┏━━
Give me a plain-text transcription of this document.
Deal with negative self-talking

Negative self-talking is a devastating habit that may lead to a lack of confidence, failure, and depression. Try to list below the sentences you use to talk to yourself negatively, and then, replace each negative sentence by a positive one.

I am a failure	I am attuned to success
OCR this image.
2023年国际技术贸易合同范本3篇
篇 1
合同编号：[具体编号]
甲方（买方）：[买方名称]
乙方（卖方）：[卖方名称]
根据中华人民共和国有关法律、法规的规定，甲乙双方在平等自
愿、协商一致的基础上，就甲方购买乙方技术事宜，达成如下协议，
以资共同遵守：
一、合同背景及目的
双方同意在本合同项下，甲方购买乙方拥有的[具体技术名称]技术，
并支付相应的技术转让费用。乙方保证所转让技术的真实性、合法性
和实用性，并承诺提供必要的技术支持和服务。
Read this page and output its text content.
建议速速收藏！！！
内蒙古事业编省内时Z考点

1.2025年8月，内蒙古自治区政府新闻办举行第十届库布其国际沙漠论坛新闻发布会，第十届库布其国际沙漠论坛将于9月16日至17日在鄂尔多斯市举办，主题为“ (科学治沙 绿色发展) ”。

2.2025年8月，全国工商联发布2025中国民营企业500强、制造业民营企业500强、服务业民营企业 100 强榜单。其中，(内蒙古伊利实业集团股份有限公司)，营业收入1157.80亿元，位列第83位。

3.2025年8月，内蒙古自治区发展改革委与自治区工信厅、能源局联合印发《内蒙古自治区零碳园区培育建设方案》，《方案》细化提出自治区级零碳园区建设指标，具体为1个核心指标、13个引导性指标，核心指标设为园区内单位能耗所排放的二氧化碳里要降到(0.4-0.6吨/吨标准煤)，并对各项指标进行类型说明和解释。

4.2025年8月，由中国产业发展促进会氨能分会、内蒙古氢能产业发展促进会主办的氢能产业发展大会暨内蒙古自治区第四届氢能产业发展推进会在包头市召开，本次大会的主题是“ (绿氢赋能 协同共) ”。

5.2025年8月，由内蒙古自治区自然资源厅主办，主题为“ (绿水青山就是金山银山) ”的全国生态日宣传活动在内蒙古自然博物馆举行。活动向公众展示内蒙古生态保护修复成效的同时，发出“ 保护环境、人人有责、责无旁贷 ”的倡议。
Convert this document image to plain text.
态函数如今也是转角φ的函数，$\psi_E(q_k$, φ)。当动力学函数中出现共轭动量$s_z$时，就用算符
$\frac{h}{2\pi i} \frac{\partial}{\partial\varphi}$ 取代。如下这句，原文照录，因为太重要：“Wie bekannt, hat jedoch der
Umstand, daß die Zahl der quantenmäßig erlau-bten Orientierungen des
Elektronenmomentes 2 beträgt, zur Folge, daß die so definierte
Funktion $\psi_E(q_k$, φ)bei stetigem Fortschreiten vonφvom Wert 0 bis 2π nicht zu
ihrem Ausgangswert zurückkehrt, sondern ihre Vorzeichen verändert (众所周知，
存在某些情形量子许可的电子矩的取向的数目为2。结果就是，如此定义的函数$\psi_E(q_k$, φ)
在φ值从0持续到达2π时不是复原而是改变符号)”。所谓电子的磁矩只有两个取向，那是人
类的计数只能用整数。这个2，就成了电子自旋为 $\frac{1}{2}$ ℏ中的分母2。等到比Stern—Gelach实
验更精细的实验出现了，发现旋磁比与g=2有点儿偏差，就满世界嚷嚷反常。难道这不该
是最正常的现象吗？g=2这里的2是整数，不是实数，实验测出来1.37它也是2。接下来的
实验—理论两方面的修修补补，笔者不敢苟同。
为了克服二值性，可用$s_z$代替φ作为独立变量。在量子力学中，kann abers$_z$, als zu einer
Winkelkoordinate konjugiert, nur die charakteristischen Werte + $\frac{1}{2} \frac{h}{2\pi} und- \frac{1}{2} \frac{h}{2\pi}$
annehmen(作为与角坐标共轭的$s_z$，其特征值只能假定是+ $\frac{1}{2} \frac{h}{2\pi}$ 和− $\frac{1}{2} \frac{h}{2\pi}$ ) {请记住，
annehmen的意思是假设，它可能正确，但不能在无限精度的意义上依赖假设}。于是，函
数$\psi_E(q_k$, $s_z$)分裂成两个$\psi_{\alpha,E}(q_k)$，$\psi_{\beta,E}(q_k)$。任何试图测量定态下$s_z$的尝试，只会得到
┗━━
JOB -
Reproduce each entry exactly, leaving out nothing.

TASK RESPONSE -
Give me a plain-text transcription of this document.
Deal with negative self-talking

Negative self-talking is a devastating habit that may lead to a lack of confidence, failure, and depression. Try to list below the sentences you use to talk to yourself negatively, and then, replace each negative sentence by a positive one.

I am a failure	I am attuned to success
OCR this image.
2023年国际技术贸易合同范本3篇
篇 1
合同编号：[具体编号]
甲方（买方）：[买方名称]
乙方（卖方）：[卖方名称]
根据中华人民共和国有关法律、法规的规定，甲乙双方在平等自
愿、协商一致的基础上，就甲方购买乙方技术事宜，达成如下协议，
以资共同遵守：
一、合同背景及目的
双方同意在本合同项下，甲方购买乙方拥有的[具体技术名称]技术，
并支付相应的技术转让费用。乙方保证所转让技术的真实性、合法性
和实用性，并承诺提供必要的技术支持和服务。
Read this page and output its text content.
建议速速收藏！！！
内蒙古事业编省内时Z考点

1.2025年8月，内蒙古自治区政府新闻办举行第十届库布其国际沙漠论坛新闻发布会，第十届库布其国际沙漠论坛将于9月16日至17日在鄂尔多斯市举办，主题为“ (科学治沙 绿色发展) ”。

2.2025年8月，全国工商联发布2025中国民营企业500强、制造业民营企业500强、服务业民营企业 100 强榜单。其中，(内蒙古伊利实业集团股份有限公司)，营业收入1157.80亿元，位列第83位。

3.2025年8月，内蒙古自治区发展改革委与自治区工信厅、能源局联合印发《内蒙古自治区零碳园区培育建设方案》，《方案》细化提出自治区级零碳园区建设指标，具体为1个核心指标、13个引导性指标，核心指标设为园区内单位能耗所排放的二氧化碳里要降到(0.4-0.6吨/吨标准煤)，并对各项指标进行类型说明和解释。

4.2025年8月，由中国产业发展促进会氨能分会、内蒙古氢能产业发展促进会主办的氢能产业发展大会暨内蒙古自治区第四届氢能产业发展推进会在包头市召开，本次大会的主题是“ (绿氢赋能 协同共) ”。

5.2025年8月，由内蒙古自治区自然资源厅主办，主题为“ (绿水青山就是金山银山) ”的全国生态日宣传活动在内蒙古自然博物馆举行。活动向公众展示内蒙古生态保护修复成效的同时，发出“ 保护环境、人人有责、责无旁贷 ”的倡议。
Convert this document image to plain text.
态函数如今也是转角φ的函数，$\psi_E(q_k$, φ)。当动力学函数中出现共轭动量$s_z$时，就用算符
$\frac{h}{2\pi i} \frac{\partial}{\partial\varphi}$ 取代。如下这句，原文照录，因为太重要：“Wie bekannt, hat jedoch der
Umstand, daß die Zahl der quantenmäßig erlau-bten Orientierungen des
Elektronenmomentes 2 beträgt, zur Folge, daß die so definierte
Funktion $\psi_E(q_k$, φ)bei stetigem Fortschreiten vonφvom Wert 0 bis 2π nicht zu
ihrem Ausgangswert zurückkehrt, sondern ihre Vorzeichen verändert (众所周知，
存在某些情形量子许可的电子矩的取向的数目为2。结果就是，如此定义的函数$\psi_E(q_k$, φ)
在φ值从0持续到达2π时不是复原而是改变符号)”。所谓电子的磁矩只有两个取向，那是人
类的计数只能用整数。这个2，就成了电子自旋为 $\frac{1}{2}$ ℏ中的分母2。等到比Stern—Gelach实
验更精细的实验出现了，发现旋磁比与g=2有点儿偏差，就满世界嚷嚷反常。难道这不该
是最正常的现象吗？g=2这里的2是整数，不是实数，实验测出来1.37它也是2。接下来的
实验—理论两方面的修修补补，笔者不敢苟同。
为了克服二值性，可用$s_z$代替φ作为独立变量。在量子力学中，kann abers$_z$, als zu einer
Winkelkoordinate konjugiert, nur die charakteristischen Werte + $\frac{1}{2} \frac{h}{2\pi} und- \frac{1}{2} \frac{h}{2\pi}$
annehmen(作为与角坐标共轭的$s_z$，其特征值只能假定是+ $\frac{1}{2} \frac{h}{2\pi}$ 和− $\frac{1}{2} \frac{h}{2\pi}$ ) {请记住，
annehmen的意思是假设，它可能正确，但不能在无限精度的意义上依赖假设}。于是，函
数$\psi_E(q_k$, $s_z$)分裂成两个$\psi_{\alpha,E}(q_k)$，$\psi_{\beta,E}(q_k)$。任何试图测量定态下$s_z$的尝试，只会得到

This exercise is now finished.